─── Material supplied
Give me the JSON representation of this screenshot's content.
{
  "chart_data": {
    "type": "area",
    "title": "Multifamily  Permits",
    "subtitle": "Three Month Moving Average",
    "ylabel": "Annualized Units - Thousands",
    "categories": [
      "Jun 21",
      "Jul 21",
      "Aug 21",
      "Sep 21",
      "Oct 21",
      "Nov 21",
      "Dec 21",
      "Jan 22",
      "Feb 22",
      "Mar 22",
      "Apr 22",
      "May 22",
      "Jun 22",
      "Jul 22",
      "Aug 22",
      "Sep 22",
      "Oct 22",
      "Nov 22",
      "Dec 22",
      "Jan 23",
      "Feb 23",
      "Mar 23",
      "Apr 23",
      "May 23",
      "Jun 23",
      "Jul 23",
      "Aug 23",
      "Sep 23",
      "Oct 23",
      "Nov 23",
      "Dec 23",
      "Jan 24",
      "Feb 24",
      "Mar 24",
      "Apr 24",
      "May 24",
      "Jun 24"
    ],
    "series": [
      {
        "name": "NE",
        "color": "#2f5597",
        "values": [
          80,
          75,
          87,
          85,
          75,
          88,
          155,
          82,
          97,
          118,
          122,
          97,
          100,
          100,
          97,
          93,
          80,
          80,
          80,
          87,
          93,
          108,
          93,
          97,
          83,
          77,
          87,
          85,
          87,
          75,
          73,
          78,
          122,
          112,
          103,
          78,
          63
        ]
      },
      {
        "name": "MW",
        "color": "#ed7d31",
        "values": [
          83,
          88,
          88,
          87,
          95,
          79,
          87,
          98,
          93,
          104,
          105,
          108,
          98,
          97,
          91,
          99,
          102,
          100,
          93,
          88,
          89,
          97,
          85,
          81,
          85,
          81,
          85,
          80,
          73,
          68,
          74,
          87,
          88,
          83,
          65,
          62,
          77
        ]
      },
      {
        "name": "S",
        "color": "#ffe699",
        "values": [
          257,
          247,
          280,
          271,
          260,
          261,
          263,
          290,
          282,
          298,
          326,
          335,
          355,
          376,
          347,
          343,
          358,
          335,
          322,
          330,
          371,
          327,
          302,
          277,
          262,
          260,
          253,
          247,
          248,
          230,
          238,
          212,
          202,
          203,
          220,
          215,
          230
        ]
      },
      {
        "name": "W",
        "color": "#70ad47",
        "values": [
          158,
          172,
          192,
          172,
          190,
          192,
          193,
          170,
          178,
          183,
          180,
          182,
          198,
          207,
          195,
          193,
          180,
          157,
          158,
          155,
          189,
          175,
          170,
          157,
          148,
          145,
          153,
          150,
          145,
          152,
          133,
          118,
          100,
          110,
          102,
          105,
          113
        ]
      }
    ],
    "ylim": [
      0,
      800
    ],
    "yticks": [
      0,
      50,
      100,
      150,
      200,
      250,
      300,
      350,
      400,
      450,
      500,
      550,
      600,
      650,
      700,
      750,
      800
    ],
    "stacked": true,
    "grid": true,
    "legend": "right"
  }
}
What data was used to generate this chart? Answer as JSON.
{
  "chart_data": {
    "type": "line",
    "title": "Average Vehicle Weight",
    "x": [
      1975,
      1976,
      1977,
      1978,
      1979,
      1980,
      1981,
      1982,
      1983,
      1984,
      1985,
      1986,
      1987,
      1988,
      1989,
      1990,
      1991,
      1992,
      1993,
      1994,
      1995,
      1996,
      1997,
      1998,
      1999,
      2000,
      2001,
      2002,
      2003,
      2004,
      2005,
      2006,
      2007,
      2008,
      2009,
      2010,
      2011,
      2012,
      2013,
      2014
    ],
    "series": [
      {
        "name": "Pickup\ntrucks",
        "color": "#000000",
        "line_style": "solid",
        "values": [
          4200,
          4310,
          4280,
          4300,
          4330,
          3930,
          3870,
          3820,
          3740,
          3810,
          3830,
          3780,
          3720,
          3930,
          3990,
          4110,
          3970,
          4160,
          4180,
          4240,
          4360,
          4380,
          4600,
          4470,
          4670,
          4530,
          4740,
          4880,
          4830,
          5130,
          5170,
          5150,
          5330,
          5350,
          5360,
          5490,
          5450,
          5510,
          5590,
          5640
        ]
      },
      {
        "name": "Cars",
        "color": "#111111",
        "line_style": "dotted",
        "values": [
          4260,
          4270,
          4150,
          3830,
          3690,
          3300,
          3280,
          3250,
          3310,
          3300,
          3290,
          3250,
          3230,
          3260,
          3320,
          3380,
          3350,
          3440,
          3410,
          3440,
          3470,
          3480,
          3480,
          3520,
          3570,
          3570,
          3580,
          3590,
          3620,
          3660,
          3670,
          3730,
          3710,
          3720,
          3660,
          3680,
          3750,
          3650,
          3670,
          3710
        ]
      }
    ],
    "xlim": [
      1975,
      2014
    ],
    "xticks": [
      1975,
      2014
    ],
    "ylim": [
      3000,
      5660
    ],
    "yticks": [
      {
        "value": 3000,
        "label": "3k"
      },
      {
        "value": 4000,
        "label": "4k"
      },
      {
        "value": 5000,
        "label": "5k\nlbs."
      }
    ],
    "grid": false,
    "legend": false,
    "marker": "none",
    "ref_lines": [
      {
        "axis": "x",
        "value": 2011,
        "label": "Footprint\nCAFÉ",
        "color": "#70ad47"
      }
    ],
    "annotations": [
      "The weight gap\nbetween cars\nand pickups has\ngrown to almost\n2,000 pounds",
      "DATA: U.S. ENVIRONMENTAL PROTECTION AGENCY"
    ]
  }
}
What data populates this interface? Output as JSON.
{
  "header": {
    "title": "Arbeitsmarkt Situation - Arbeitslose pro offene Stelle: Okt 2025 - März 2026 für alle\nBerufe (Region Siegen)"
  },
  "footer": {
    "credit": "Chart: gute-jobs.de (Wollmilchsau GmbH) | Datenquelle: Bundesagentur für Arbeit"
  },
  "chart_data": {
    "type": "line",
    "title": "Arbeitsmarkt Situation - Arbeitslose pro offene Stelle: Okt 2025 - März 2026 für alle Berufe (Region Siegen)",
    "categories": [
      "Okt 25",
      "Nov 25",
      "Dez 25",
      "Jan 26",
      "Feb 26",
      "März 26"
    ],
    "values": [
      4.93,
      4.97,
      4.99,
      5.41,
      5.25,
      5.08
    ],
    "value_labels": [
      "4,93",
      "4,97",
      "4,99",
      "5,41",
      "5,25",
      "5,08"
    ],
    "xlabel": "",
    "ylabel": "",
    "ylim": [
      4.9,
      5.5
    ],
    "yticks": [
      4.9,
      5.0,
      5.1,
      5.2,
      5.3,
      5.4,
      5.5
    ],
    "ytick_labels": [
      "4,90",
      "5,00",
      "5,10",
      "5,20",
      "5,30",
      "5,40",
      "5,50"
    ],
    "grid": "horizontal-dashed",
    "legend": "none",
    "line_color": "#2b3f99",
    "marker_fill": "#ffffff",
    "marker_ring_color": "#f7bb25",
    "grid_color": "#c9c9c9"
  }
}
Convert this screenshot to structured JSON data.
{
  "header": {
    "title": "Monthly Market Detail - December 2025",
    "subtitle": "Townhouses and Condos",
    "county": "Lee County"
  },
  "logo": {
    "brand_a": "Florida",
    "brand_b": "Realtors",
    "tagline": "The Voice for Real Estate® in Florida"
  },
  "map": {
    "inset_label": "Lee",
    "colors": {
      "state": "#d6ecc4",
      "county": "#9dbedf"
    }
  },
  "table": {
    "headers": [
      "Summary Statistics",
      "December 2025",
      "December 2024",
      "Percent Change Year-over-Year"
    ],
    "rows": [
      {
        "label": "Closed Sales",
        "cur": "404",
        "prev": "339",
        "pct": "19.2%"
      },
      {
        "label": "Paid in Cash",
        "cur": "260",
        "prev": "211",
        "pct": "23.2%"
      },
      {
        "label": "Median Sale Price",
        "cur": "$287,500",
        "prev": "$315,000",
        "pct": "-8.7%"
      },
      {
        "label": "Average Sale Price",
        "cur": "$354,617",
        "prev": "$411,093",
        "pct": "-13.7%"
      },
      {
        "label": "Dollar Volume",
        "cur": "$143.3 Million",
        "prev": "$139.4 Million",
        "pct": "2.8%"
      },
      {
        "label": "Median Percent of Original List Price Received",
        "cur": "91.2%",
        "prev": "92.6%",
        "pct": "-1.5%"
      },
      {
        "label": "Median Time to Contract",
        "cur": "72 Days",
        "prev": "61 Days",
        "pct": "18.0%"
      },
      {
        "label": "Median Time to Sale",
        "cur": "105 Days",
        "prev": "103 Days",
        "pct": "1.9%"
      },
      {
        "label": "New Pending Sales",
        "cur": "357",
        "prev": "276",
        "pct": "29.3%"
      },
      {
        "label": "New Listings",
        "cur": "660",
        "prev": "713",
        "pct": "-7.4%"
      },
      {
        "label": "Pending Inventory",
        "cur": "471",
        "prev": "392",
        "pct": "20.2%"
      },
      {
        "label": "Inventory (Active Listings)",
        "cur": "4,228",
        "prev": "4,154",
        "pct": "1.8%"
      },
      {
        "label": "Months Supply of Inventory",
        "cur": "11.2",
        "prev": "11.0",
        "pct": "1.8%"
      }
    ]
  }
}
──────
> _Exercise task_
Say, as a single number and nothing more, how many lines of the entries contain the word "December".

> _Solution to this exercise_
3